____ Provided records
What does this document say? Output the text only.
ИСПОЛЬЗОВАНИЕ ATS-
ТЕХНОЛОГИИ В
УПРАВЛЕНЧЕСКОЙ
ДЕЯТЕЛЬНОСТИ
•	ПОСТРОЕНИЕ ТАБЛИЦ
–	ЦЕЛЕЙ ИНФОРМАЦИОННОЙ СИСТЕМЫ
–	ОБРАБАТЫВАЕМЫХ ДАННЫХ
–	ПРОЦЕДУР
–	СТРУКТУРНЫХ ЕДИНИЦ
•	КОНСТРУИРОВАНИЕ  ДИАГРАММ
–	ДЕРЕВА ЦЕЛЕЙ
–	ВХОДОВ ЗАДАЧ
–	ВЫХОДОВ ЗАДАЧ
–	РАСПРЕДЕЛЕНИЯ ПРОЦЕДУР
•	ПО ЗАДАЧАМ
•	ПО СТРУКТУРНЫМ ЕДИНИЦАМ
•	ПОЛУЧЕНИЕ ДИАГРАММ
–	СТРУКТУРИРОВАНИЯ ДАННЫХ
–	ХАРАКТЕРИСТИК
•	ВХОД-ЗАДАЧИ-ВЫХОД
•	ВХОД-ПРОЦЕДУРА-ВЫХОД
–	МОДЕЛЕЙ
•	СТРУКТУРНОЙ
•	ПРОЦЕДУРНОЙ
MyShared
________
Take the lines above and print them exactly.

What does this document say? Output the text only.
ИСПОЛЬЗОВАНИЕ ATS-
ТЕХНОЛОГИИ В
УПРАВЛЕНЧЕСКОЙ
ДЕЯТЕЛЬНОСТИ
•	ПОСТРОЕНИЕ ТАБЛИЦ
–	ЦЕЛЕЙ ИНФОРМАЦИОННОЙ СИСТЕМЫ
–	ОБРАБАТЫВАЕМЫХ ДАННЫХ
–	ПРОЦЕДУР
–	СТРУКТУРНЫХ ЕДИНИЦ
•	КОНСТРУИРОВАНИЕ  ДИАГРАММ
–	ДЕРЕВА ЦЕЛЕЙ
–	ВХОДОВ ЗАДАЧ
–	ВЫХОДОВ ЗАДАЧ
–	РАСПРЕДЕЛЕНИЯ ПРОЦЕДУР
•	ПО ЗАДАЧАМ
•	ПО СТРУКТУРНЫМ ЕДИНИЦАМ
•	ПОЛУЧЕНИЕ ДИАГРАММ
–	СТРУКТУРИРОВАНИЯ ДАННЫХ
–	ХАРАКТЕРИСТИК
•	ВХОД-ЗАДАЧИ-ВЫХОД
•	ВХОД-ПРОЦЕДУРА-ВЫХОД
–	МОДЕЛЕЙ
•	СТРУКТУРНОЙ
•	ПРОЦЕДУРНОЙ
MyShared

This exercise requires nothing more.